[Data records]

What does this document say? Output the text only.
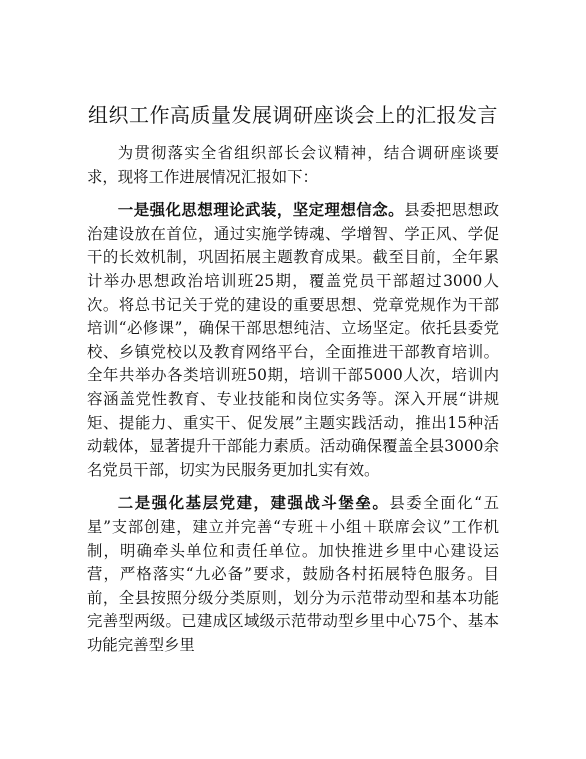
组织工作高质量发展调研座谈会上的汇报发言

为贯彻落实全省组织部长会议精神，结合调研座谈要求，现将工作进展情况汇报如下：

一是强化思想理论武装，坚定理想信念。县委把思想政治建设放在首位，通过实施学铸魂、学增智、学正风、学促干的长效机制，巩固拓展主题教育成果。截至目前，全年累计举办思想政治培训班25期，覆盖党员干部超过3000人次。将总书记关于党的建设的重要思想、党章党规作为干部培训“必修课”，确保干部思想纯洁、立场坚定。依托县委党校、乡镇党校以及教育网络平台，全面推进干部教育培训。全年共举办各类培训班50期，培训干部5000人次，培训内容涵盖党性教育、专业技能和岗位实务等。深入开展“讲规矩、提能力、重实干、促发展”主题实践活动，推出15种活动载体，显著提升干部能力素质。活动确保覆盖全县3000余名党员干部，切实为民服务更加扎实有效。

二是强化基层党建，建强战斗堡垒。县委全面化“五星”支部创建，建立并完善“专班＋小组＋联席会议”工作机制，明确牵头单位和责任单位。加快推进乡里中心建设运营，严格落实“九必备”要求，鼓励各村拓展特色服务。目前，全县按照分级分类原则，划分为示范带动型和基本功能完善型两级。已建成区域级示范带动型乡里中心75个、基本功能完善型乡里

--

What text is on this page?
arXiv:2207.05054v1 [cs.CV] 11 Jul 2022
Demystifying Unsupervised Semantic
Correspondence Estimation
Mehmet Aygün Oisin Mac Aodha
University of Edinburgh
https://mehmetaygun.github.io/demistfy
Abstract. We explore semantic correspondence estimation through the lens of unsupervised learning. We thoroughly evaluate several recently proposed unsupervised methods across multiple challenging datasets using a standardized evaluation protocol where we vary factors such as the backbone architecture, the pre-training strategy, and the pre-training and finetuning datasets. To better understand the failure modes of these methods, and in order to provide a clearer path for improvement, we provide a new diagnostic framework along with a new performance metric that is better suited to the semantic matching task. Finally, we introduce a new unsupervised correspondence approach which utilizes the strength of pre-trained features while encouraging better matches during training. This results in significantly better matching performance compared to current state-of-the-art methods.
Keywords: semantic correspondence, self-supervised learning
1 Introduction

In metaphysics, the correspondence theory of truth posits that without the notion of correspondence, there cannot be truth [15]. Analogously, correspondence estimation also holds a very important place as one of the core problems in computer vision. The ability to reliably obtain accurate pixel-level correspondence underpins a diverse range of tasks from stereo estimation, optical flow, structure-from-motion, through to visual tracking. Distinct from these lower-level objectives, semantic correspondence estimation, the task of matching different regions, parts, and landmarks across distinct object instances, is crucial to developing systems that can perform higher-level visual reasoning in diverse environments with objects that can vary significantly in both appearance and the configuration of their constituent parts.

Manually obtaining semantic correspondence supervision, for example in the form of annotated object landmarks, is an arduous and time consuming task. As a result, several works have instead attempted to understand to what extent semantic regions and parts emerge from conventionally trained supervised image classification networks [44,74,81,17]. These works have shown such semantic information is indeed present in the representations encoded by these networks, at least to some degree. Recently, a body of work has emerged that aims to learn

[Description of the task] Find the lines containing "text" and pull them out.

[Expected output]
What does this document say? Output the text only.
What text is on this page?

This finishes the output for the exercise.